<<<<

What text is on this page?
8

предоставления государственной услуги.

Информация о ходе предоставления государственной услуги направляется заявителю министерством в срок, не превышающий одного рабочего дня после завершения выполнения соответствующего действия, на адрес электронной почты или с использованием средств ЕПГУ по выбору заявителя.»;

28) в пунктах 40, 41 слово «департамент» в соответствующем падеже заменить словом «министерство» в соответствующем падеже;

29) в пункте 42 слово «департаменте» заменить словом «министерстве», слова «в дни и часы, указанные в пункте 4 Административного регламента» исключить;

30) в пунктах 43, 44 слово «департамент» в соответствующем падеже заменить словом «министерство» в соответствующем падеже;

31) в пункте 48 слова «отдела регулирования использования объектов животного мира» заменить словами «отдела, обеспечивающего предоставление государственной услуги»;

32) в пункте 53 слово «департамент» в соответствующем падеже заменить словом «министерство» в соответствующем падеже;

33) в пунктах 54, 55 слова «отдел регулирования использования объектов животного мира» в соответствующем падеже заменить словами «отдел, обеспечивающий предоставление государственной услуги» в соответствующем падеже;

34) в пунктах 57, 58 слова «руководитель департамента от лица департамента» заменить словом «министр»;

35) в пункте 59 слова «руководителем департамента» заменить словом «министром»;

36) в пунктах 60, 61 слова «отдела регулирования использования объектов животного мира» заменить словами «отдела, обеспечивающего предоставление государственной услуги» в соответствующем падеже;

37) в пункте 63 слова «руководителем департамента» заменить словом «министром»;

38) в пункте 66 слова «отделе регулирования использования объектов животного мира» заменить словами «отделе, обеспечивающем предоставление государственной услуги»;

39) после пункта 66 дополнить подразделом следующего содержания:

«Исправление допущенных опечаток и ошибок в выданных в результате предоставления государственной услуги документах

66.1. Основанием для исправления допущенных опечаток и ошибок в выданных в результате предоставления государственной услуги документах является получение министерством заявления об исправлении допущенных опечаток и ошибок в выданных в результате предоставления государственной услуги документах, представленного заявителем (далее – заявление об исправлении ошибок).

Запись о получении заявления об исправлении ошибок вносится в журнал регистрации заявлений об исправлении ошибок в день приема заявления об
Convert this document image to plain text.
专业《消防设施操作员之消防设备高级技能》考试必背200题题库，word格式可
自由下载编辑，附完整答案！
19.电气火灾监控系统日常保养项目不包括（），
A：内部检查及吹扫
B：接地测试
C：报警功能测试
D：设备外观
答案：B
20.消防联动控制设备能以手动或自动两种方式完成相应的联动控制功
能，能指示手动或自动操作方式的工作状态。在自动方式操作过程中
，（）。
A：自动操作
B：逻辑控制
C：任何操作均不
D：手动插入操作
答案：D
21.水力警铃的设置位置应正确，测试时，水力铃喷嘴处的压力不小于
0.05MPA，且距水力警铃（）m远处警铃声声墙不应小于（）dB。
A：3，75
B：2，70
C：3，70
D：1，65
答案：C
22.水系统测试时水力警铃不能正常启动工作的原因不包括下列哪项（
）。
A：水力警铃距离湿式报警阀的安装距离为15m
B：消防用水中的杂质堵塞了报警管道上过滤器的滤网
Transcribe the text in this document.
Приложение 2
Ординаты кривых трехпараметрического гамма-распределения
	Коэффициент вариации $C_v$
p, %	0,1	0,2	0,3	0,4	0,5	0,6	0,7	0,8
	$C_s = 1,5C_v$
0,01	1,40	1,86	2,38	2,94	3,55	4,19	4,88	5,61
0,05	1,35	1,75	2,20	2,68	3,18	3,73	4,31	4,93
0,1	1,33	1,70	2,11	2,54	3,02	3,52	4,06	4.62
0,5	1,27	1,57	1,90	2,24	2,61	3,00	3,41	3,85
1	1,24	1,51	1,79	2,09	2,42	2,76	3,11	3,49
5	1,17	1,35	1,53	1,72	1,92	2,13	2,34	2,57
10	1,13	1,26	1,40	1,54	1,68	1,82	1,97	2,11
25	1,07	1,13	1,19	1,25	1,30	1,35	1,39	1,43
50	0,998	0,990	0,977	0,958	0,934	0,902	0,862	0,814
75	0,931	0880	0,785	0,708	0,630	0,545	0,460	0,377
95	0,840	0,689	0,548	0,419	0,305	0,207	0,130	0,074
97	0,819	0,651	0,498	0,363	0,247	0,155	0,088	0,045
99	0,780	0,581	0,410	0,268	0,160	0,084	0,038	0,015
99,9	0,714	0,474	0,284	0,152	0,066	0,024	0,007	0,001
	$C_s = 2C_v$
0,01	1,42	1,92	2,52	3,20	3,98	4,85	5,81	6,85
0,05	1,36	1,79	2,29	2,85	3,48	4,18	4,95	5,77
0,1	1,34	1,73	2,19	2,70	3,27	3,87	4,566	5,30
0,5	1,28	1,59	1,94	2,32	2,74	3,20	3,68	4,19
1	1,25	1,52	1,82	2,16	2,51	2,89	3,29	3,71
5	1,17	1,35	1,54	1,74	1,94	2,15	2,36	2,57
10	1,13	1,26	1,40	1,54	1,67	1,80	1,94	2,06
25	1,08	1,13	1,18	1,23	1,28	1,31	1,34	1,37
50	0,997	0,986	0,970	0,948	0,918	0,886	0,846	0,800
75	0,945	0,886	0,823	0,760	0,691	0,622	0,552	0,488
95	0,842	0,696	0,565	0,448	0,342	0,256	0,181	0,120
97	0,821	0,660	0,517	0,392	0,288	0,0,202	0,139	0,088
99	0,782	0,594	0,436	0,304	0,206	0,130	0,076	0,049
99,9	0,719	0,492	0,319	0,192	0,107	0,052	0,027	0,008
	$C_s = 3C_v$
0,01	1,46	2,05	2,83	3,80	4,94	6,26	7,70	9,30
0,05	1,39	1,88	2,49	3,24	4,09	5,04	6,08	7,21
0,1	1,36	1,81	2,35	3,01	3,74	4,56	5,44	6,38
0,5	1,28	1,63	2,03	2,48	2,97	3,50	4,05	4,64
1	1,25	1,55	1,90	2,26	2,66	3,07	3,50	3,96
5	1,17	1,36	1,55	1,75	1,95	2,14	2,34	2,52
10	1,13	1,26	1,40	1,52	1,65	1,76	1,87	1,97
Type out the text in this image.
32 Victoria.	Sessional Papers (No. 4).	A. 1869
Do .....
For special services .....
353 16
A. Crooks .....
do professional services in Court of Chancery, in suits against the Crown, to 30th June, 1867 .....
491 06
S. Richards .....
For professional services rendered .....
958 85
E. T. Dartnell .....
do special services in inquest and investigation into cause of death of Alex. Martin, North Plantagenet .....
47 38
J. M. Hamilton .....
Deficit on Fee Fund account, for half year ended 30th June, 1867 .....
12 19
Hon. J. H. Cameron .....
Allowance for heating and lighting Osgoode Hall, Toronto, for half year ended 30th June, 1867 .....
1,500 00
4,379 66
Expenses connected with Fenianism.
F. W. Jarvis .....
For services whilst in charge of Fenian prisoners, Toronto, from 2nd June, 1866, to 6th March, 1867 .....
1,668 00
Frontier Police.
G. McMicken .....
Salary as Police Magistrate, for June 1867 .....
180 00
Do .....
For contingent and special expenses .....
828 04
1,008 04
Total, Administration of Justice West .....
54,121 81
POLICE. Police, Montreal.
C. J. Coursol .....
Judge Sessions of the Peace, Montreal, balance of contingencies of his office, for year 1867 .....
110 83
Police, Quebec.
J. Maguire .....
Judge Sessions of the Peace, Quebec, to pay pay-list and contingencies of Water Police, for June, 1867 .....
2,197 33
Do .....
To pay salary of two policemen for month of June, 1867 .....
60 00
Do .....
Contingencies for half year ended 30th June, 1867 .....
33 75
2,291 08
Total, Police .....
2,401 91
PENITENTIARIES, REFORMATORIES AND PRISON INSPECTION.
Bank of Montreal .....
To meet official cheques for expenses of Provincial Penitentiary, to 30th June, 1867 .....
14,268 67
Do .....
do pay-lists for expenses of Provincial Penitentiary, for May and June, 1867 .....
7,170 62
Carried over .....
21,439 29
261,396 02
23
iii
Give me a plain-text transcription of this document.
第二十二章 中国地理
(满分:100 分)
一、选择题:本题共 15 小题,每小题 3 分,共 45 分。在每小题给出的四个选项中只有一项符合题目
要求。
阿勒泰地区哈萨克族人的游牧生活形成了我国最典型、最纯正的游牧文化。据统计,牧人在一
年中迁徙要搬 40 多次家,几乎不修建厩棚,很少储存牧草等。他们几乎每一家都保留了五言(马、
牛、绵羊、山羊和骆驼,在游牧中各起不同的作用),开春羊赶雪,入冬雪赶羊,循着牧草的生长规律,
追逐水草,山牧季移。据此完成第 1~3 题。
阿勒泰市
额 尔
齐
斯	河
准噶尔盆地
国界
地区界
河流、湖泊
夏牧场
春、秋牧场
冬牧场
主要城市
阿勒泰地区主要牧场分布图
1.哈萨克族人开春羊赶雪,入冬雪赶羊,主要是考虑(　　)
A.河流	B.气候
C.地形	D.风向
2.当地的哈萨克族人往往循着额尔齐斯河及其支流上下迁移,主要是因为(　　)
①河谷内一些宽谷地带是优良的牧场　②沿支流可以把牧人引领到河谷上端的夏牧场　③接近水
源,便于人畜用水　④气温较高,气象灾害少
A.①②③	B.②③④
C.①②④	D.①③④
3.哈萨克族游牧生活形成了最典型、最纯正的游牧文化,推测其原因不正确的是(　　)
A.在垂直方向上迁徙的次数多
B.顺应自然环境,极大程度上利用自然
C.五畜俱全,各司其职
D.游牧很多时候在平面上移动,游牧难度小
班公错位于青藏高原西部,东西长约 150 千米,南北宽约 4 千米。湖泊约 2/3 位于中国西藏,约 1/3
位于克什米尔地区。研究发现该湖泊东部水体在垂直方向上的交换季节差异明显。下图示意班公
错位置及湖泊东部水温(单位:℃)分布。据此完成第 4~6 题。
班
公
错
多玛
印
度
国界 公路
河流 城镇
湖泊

>>>>

Instructions to follow
Copy out each line of the data containing the string "text".

The result
What text is on this page?
Convert this document image to plain text.
Transcribe the text in this document.
Type out the text in this image.
Give me a plain-text transcription of this document.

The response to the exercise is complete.